-- begin RECORDS SUPPLIED --

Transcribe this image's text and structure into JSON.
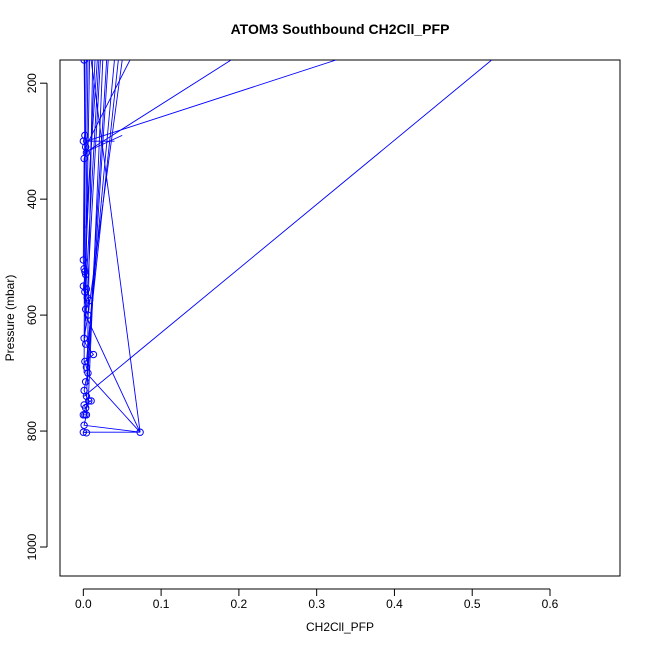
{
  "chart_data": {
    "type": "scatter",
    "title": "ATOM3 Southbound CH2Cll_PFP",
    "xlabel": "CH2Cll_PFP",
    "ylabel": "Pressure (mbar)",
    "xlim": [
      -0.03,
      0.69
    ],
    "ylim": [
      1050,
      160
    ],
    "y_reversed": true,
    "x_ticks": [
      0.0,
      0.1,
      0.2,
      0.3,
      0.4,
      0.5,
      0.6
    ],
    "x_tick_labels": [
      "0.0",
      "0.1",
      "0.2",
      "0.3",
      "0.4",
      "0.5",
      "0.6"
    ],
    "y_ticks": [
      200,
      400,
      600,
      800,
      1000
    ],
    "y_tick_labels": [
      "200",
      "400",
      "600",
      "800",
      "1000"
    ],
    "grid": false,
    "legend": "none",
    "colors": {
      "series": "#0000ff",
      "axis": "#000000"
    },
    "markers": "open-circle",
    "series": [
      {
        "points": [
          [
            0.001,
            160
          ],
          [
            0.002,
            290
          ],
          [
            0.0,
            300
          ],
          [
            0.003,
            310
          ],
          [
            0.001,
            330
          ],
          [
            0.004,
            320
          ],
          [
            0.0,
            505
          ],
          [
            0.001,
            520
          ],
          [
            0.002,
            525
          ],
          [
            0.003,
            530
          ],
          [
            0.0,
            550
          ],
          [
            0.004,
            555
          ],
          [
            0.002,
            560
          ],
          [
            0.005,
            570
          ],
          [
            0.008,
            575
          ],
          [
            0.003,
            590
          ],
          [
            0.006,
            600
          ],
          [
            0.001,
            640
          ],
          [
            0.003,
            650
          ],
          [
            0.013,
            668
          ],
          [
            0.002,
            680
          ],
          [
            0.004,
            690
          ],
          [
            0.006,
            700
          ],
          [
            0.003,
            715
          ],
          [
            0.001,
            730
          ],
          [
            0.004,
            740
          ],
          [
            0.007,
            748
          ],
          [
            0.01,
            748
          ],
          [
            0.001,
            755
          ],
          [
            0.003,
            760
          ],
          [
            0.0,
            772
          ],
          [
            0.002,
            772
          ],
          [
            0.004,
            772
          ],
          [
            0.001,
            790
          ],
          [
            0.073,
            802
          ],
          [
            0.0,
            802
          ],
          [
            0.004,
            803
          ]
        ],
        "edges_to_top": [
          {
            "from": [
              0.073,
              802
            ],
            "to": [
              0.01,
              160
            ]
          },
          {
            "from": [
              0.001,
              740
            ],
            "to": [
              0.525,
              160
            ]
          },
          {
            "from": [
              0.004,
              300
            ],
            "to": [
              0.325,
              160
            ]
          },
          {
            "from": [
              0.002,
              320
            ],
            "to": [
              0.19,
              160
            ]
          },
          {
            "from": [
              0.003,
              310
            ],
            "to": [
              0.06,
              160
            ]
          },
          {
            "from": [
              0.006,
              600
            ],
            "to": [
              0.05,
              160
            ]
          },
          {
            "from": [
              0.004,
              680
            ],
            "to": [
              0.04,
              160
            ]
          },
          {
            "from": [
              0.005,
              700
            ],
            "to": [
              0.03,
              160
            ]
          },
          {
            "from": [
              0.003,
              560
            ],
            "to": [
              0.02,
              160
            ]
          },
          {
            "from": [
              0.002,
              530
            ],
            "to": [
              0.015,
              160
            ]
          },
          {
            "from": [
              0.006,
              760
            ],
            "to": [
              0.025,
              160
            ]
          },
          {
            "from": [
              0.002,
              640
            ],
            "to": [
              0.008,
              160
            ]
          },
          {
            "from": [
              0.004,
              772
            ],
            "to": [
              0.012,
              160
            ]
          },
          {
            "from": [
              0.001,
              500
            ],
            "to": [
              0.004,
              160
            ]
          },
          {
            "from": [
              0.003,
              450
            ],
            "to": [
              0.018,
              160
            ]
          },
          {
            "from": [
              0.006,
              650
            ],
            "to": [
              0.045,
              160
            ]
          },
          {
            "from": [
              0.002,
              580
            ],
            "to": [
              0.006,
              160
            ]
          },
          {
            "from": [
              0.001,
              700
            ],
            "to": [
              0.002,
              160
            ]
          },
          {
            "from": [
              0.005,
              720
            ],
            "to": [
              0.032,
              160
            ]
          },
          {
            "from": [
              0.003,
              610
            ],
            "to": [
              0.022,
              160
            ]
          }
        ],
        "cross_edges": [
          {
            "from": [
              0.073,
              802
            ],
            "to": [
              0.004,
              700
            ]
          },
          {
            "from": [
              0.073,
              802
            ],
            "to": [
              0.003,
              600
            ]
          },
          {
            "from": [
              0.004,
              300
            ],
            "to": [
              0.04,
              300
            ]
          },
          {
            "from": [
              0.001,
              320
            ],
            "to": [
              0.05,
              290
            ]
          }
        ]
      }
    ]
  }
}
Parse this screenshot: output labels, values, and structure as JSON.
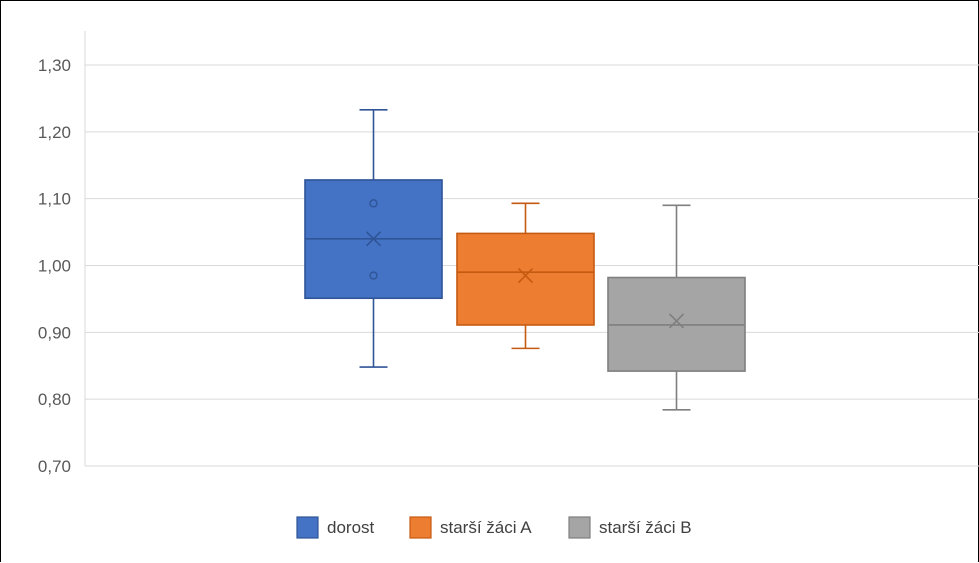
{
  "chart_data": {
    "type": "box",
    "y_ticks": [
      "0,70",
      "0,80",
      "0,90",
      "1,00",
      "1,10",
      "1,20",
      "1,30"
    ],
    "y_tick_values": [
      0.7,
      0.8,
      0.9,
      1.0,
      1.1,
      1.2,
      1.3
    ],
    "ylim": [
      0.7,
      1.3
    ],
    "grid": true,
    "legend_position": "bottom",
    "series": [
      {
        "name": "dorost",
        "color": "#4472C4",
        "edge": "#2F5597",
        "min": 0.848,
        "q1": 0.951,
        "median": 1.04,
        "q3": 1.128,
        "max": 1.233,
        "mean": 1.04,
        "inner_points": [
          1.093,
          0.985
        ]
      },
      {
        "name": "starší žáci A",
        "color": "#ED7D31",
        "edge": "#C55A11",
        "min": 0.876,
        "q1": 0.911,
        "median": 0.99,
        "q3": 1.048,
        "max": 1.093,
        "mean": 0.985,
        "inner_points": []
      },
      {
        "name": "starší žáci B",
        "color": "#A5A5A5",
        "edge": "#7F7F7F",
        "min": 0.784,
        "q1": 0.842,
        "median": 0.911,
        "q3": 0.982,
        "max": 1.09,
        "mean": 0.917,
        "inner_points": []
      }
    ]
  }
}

-- end RECORDS SUPPLIED --
-- begin RECORDS SUPPLIED --

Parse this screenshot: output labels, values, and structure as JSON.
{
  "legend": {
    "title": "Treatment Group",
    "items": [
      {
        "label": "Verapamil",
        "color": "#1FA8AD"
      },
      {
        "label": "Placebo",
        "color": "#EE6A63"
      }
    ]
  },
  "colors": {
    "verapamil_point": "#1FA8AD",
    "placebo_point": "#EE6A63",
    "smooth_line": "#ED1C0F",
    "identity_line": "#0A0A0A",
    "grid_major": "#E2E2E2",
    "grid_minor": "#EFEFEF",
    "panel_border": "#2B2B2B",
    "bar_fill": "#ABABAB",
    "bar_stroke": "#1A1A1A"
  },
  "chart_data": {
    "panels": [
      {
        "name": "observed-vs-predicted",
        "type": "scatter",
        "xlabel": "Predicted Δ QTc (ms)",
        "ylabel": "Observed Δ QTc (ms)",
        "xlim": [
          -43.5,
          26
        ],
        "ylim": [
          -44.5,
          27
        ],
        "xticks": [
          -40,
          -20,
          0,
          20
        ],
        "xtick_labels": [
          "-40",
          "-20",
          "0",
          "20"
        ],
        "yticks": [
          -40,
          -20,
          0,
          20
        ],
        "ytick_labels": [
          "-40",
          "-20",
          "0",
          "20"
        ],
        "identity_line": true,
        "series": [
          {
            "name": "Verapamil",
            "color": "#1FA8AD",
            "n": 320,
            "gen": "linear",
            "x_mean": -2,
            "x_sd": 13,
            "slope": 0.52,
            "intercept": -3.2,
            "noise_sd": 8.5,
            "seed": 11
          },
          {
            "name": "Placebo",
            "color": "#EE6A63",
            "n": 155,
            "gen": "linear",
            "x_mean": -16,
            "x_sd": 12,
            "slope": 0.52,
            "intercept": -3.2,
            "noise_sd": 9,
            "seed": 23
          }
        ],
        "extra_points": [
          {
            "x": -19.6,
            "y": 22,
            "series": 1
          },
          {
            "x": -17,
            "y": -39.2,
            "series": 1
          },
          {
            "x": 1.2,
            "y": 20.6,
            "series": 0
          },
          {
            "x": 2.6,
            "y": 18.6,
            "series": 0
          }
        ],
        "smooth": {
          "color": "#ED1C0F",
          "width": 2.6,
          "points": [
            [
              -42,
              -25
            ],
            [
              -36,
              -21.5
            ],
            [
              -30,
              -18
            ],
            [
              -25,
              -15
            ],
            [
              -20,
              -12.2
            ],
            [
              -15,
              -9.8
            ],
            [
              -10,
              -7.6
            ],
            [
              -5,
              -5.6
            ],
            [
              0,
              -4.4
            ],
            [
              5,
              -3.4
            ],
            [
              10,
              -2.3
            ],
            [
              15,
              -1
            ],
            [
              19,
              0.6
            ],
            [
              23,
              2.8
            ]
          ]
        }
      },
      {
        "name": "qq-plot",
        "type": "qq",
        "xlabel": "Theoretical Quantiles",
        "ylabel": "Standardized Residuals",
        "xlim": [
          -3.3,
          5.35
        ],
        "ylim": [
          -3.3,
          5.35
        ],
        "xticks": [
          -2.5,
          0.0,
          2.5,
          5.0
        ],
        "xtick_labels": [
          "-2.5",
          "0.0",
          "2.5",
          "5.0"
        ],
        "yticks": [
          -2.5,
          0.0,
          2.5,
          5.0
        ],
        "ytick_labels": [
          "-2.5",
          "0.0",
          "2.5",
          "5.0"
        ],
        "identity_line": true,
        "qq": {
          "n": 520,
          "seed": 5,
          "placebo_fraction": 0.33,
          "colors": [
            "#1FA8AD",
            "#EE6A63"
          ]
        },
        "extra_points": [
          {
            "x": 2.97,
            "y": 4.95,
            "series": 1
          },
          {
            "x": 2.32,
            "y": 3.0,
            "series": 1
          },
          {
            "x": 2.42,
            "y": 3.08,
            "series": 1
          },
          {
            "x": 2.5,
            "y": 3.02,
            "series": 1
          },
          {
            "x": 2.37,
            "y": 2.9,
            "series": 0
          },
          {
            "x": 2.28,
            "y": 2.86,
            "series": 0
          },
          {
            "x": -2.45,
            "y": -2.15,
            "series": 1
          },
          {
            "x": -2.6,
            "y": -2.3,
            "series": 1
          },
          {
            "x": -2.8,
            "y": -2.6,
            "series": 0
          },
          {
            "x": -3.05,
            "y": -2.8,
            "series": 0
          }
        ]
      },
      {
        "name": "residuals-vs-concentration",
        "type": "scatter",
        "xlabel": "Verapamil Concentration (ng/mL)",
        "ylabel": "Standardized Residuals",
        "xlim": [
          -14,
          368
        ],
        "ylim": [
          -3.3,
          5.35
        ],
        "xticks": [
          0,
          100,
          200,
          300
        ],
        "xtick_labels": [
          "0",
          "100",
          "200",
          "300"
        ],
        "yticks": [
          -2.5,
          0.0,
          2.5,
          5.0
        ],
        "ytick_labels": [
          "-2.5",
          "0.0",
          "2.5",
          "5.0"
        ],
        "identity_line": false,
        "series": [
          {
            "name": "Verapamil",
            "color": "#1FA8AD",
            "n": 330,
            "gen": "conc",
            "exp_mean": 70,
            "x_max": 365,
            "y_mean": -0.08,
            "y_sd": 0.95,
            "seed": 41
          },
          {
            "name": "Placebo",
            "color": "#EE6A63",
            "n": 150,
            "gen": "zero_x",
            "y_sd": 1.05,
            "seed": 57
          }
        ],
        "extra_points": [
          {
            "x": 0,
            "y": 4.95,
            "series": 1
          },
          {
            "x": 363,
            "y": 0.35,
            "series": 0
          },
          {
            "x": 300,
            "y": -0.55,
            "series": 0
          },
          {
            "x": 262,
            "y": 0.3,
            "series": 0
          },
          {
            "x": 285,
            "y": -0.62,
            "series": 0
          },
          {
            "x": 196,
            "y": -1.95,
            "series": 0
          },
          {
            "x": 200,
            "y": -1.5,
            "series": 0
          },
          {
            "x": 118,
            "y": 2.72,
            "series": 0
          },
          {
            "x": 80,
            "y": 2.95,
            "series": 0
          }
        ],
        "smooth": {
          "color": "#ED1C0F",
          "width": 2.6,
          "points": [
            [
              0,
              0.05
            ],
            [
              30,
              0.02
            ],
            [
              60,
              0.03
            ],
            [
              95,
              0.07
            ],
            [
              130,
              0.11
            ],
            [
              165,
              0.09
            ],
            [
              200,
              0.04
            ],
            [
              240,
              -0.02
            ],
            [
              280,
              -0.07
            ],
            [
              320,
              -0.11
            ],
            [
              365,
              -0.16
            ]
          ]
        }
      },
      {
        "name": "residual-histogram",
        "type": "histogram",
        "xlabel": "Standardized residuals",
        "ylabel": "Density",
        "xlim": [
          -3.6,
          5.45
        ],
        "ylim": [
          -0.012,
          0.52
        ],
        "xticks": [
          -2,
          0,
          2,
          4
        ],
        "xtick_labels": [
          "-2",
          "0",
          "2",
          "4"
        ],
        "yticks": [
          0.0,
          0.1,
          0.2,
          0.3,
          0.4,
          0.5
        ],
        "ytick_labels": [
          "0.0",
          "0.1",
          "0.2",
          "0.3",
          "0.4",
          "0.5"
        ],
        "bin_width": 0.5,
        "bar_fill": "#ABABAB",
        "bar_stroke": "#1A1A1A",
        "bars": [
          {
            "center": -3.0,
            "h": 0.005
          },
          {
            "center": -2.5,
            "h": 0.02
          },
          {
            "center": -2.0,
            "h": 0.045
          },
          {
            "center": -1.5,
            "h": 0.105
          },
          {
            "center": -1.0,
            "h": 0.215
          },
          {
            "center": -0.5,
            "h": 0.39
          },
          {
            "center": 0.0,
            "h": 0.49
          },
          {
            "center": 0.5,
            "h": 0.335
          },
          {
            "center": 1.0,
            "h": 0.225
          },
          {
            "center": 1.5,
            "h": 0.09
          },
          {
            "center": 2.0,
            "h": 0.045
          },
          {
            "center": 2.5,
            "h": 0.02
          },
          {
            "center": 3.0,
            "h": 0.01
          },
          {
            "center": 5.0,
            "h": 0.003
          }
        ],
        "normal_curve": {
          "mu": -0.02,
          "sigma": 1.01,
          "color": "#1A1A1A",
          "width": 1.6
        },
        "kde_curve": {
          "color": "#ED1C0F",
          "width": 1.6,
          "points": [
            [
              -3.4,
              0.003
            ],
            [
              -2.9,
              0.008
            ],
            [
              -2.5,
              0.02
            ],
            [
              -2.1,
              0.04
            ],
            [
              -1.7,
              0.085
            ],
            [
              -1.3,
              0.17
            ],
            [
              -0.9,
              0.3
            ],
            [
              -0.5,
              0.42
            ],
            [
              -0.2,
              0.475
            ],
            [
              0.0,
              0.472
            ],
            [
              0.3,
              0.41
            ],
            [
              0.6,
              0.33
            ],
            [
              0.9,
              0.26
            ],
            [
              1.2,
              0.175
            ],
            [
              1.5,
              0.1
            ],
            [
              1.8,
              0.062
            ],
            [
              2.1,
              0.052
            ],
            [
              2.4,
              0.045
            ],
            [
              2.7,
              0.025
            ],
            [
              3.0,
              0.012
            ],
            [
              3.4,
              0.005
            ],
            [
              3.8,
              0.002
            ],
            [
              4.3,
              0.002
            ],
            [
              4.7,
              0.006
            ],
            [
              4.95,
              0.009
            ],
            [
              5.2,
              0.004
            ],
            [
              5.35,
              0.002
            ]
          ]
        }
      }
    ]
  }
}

-- end RECORDS SUPPLIED --

- **TASK GOAL**: Every line above that contains the word "ylabel" should be reported.

- **COMPLETED EXERCISE**:
    "ylabel": "Pressure (mbar)",
        "ylabel": "Observed Δ QTc (ms)",
        "ylabel": "Standardized Residuals",
        "ylabel": "Standardized Residuals",
        "ylabel": "Density",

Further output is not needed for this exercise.